Figure record extracts
============

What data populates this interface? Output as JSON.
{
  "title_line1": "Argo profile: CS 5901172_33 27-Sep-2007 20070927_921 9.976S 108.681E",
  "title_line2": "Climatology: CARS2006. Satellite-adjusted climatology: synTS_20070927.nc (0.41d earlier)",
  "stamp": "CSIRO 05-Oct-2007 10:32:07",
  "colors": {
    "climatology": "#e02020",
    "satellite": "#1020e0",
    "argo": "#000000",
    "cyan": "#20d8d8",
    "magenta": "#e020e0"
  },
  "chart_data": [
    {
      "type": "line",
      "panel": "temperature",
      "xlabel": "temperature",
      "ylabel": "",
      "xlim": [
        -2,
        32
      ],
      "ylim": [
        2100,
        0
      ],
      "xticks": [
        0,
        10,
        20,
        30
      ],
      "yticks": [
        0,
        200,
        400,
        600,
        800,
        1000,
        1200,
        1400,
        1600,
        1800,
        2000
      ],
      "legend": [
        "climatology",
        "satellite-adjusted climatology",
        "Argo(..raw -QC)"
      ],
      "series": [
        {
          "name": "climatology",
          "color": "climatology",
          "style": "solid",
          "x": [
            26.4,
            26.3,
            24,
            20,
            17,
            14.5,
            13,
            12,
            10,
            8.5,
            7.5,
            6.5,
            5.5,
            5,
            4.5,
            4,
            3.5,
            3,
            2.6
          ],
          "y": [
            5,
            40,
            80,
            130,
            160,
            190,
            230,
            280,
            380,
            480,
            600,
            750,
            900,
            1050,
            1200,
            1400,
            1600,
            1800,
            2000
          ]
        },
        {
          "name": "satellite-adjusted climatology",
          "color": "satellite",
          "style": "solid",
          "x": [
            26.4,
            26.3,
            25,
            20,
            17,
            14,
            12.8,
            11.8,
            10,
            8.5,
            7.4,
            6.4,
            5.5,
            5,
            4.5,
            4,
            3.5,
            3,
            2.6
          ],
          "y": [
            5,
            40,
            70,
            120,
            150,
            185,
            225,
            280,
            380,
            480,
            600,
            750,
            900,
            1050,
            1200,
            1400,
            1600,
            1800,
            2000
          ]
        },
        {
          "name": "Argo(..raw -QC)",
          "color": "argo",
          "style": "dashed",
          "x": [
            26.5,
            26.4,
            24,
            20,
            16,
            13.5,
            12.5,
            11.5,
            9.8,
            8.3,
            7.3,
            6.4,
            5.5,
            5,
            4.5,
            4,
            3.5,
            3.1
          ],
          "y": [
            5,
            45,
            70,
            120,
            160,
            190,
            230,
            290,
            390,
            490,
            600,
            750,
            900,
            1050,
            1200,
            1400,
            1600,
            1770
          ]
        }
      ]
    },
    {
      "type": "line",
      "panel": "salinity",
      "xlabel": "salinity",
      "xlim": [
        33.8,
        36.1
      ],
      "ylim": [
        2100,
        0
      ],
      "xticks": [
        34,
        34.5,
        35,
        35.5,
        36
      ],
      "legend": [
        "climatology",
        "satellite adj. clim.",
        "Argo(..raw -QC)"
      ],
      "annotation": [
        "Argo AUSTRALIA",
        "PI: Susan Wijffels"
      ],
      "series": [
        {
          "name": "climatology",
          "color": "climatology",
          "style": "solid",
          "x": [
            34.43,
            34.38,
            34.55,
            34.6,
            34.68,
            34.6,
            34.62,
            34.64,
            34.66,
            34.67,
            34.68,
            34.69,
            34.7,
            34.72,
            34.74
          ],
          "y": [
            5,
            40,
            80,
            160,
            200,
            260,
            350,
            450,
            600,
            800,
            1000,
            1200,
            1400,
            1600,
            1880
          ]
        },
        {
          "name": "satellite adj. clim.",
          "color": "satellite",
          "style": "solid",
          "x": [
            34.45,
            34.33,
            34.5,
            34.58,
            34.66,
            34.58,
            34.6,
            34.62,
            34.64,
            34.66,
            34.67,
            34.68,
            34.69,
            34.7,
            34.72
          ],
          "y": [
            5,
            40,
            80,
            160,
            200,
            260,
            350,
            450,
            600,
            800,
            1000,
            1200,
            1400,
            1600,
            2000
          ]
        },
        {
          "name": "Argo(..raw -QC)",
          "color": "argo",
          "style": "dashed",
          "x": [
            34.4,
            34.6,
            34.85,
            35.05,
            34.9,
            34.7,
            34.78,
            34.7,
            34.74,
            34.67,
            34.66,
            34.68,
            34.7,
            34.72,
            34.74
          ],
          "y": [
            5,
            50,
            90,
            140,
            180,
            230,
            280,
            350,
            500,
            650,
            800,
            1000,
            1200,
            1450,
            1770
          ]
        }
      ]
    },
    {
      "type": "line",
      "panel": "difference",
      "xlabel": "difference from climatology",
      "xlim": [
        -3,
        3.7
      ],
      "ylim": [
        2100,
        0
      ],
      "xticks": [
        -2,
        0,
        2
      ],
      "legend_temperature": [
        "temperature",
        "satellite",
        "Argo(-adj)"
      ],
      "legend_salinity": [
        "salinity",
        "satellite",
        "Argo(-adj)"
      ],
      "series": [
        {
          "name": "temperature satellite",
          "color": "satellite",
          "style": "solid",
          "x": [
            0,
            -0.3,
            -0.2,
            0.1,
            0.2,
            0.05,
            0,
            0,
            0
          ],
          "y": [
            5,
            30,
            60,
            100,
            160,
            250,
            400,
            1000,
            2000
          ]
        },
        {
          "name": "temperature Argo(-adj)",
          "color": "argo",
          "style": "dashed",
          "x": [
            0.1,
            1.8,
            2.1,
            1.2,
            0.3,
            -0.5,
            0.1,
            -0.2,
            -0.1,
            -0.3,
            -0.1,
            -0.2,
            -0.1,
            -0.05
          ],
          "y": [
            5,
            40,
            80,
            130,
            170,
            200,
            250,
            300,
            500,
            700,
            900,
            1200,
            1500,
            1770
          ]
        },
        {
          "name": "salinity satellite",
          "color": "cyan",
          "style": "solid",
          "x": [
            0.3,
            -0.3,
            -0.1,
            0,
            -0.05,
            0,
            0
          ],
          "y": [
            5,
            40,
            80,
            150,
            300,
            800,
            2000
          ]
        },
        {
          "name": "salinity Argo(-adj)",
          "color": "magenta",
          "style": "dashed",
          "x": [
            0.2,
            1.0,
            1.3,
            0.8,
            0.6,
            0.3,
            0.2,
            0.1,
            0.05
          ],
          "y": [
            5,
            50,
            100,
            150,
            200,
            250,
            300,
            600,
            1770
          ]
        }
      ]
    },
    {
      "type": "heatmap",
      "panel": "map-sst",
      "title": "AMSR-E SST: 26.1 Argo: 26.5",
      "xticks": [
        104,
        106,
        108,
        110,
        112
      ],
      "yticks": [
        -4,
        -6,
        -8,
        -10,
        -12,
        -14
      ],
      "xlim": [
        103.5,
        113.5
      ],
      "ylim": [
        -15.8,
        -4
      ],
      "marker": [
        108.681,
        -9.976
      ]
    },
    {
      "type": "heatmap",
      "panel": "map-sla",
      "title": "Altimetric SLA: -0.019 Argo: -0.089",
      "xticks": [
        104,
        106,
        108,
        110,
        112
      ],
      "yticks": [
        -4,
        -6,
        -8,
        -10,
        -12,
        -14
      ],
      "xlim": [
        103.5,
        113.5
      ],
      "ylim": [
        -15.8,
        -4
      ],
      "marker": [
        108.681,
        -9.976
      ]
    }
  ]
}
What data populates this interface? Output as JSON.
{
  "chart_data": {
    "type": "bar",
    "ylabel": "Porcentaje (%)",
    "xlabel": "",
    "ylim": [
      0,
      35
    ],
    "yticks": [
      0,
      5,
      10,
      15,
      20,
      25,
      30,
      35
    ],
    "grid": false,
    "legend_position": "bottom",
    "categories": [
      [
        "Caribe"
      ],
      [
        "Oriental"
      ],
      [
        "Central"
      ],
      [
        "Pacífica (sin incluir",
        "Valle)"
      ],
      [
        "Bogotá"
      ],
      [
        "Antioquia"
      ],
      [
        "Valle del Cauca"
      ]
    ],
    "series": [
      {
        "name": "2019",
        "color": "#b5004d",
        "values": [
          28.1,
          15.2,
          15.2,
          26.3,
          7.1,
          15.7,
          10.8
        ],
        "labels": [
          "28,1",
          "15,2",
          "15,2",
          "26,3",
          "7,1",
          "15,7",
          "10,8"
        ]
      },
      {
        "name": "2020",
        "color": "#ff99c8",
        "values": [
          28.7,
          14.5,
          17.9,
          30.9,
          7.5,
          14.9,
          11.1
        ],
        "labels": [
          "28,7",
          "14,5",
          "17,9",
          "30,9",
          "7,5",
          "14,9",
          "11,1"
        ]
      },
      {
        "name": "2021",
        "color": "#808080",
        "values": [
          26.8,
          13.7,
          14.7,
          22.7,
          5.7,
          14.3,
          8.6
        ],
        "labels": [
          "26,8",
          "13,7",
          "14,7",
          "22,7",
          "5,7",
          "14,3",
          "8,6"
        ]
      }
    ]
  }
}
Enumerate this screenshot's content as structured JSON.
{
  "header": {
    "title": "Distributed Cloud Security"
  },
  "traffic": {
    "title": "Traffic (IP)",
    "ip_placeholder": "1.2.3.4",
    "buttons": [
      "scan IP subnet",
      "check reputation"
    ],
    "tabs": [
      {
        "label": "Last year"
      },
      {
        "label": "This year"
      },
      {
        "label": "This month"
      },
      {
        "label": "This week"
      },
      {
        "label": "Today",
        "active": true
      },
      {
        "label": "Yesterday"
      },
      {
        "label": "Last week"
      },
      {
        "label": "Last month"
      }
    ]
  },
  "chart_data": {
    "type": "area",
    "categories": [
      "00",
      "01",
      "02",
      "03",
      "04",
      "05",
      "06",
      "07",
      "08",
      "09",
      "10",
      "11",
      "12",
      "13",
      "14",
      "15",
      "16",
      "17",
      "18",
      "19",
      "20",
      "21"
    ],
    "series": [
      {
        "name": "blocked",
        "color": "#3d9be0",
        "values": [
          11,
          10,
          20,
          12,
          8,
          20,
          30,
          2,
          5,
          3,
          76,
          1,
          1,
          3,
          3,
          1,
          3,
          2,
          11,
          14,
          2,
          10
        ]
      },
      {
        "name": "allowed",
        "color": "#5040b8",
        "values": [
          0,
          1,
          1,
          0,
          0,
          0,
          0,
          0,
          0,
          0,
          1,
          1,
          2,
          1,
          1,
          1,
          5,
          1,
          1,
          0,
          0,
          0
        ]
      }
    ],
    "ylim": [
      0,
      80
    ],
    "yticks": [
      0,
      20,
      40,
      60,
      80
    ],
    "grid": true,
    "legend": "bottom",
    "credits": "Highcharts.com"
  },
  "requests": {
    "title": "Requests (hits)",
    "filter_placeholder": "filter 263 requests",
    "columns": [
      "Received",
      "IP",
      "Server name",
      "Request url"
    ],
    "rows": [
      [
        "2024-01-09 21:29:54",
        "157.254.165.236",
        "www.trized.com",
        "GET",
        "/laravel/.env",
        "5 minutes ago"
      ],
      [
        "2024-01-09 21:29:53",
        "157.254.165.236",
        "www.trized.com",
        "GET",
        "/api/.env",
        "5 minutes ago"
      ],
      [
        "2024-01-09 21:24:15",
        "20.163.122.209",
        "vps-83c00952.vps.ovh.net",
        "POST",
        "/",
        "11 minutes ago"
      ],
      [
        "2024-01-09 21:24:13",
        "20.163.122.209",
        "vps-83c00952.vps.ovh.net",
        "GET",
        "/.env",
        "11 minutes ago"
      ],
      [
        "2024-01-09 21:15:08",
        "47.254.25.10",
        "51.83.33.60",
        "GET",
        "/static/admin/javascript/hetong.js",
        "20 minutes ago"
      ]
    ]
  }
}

============

■ Request: How many lines in the records above contain the word "Last"? Reply with the number alone.

■ Response to this task: 3